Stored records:
** begin **
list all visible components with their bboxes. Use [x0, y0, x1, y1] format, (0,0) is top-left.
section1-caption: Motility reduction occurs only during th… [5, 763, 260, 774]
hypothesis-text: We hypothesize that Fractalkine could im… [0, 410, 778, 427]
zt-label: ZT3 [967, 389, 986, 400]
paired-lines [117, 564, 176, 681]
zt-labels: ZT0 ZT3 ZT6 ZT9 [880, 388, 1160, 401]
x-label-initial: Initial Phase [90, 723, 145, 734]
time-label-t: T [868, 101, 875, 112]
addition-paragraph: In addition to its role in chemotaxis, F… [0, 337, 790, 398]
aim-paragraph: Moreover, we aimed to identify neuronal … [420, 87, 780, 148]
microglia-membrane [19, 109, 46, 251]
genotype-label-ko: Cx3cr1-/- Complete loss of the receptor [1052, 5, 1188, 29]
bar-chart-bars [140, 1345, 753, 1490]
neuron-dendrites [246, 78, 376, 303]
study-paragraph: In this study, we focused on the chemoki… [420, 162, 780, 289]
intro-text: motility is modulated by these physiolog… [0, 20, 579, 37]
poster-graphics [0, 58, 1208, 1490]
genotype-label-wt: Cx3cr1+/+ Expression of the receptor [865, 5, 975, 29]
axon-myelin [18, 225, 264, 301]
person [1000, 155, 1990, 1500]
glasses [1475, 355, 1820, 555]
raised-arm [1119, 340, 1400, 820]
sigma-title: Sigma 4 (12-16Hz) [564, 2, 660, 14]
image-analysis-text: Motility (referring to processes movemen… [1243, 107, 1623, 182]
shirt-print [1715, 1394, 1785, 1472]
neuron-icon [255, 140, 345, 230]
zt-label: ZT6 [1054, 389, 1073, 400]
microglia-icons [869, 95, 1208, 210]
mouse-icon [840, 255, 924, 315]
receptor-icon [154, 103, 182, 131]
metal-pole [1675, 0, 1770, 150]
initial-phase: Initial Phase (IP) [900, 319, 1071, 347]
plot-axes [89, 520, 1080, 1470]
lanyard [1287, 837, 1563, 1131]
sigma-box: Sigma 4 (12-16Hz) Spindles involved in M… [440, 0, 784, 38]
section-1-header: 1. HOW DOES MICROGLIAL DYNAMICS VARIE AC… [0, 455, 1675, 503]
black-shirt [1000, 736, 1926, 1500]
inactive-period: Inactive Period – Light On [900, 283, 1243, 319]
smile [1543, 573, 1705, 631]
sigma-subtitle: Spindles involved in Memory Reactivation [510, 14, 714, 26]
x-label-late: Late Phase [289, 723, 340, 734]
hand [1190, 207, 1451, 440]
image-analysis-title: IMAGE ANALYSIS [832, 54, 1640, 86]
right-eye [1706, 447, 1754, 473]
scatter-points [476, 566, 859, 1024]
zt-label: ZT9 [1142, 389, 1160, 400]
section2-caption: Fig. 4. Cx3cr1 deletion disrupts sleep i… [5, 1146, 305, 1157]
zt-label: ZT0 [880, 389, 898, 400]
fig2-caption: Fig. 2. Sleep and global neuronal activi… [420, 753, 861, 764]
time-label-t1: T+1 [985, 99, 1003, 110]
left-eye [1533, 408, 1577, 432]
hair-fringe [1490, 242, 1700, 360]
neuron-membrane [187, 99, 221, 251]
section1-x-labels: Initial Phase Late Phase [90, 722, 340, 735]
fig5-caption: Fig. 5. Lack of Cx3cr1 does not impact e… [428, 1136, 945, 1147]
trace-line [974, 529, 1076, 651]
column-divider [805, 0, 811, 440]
** end **
* **Short exercise**: Rewrite the listing above with "Cx3cr1" changed to "CX3CR1" everywhere it occurs, leaving every other character as it is.

* **Correct output**:
list all visible components with their bboxes. Use [x0, y0, x1, y1] format, (0,0) is top-left.
section1-caption: Motility reduction occurs only during th… [5, 763, 260, 774]
hypothesis-text: We hypothesize that Fractalkine could im… [0, 410, 778, 427]
zt-label: ZT3 [967, 389, 986, 400]
paired-lines [117, 564, 176, 681]
zt-labels: ZT0 ZT3 ZT6 ZT9 [880, 388, 1160, 401]
x-label-initial: Initial Phase [90, 723, 145, 734]
time-label-t: T [868, 101, 875, 112]
addition-paragraph: In addition to its role in chemotaxis, F… [0, 337, 790, 398]
aim-paragraph: Moreover, we aimed to identify neuronal … [420, 87, 780, 148]
microglia-membrane [19, 109, 46, 251]
genotype-label-ko: CX3CR1-/- Complete loss of the receptor [1052, 5, 1188, 29]
bar-chart-bars [140, 1345, 753, 1490]
neuron-dendrites [246, 78, 376, 303]
study-paragraph: In this study, we focused on the chemoki… [420, 162, 780, 289]
intro-text: motility is modulated by these physiolog… [0, 20, 579, 37]
poster-graphics [0, 58, 1208, 1490]
genotype-label-wt: CX3CR1+/+ Expression of the receptor [865, 5, 975, 29]
axon-myelin [18, 225, 264, 301]
person [1000, 155, 1990, 1500]
glasses [1475, 355, 1820, 555]
raised-arm [1119, 340, 1400, 820]
sigma-title: Sigma 4 (12-16Hz) [564, 2, 660, 14]
image-analysis-text: Motility (referring to processes movemen… [1243, 107, 1623, 182]
shirt-print [1715, 1394, 1785, 1472]
neuron-icon [255, 140, 345, 230]
zt-label: ZT6 [1054, 389, 1073, 400]
microglia-icons [869, 95, 1208, 210]
mouse-icon [840, 255, 924, 315]
receptor-icon [154, 103, 182, 131]
metal-pole [1675, 0, 1770, 150]
initial-phase: Initial Phase (IP) [900, 319, 1071, 347]
plot-axes [89, 520, 1080, 1470]
lanyard [1287, 837, 1563, 1131]
sigma-box: Sigma 4 (12-16Hz) Spindles involved in M… [440, 0, 784, 38]
section-1-header: 1. HOW DOES MICROGLIAL DYNAMICS VARIE AC… [0, 455, 1675, 503]
black-shirt [1000, 736, 1926, 1500]
inactive-period: Inactive Period – Light On [900, 283, 1243, 319]
smile [1543, 573, 1705, 631]
sigma-subtitle: Spindles involved in Memory Reactivation [510, 14, 714, 26]
x-label-late: Late Phase [289, 723, 340, 734]
hand [1190, 207, 1451, 440]
image-analysis-title: IMAGE ANALYSIS [832, 54, 1640, 86]
right-eye [1706, 447, 1754, 473]
scatter-points [476, 566, 859, 1024]
zt-label: ZT9 [1142, 389, 1160, 400]
section2-caption: Fig. 4. CX3CR1 deletion disrupts sleep i… [5, 1146, 305, 1157]
zt-label: ZT0 [880, 389, 898, 400]
fig2-caption: Fig. 2. Sleep and global neuronal activi… [420, 753, 861, 764]
time-label-t1: T+1 [985, 99, 1003, 110]
left-eye [1533, 408, 1577, 432]
hair-fringe [1490, 242, 1700, 360]
neuron-membrane [187, 99, 221, 251]
section1-x-labels: Initial Phase Late Phase [90, 722, 340, 735]
fig5-caption: Fig. 5. Lack of CX3CR1 does not impact e… [428, 1136, 945, 1147]
trace-line [974, 529, 1076, 651]
column-divider [805, 0, 811, 440]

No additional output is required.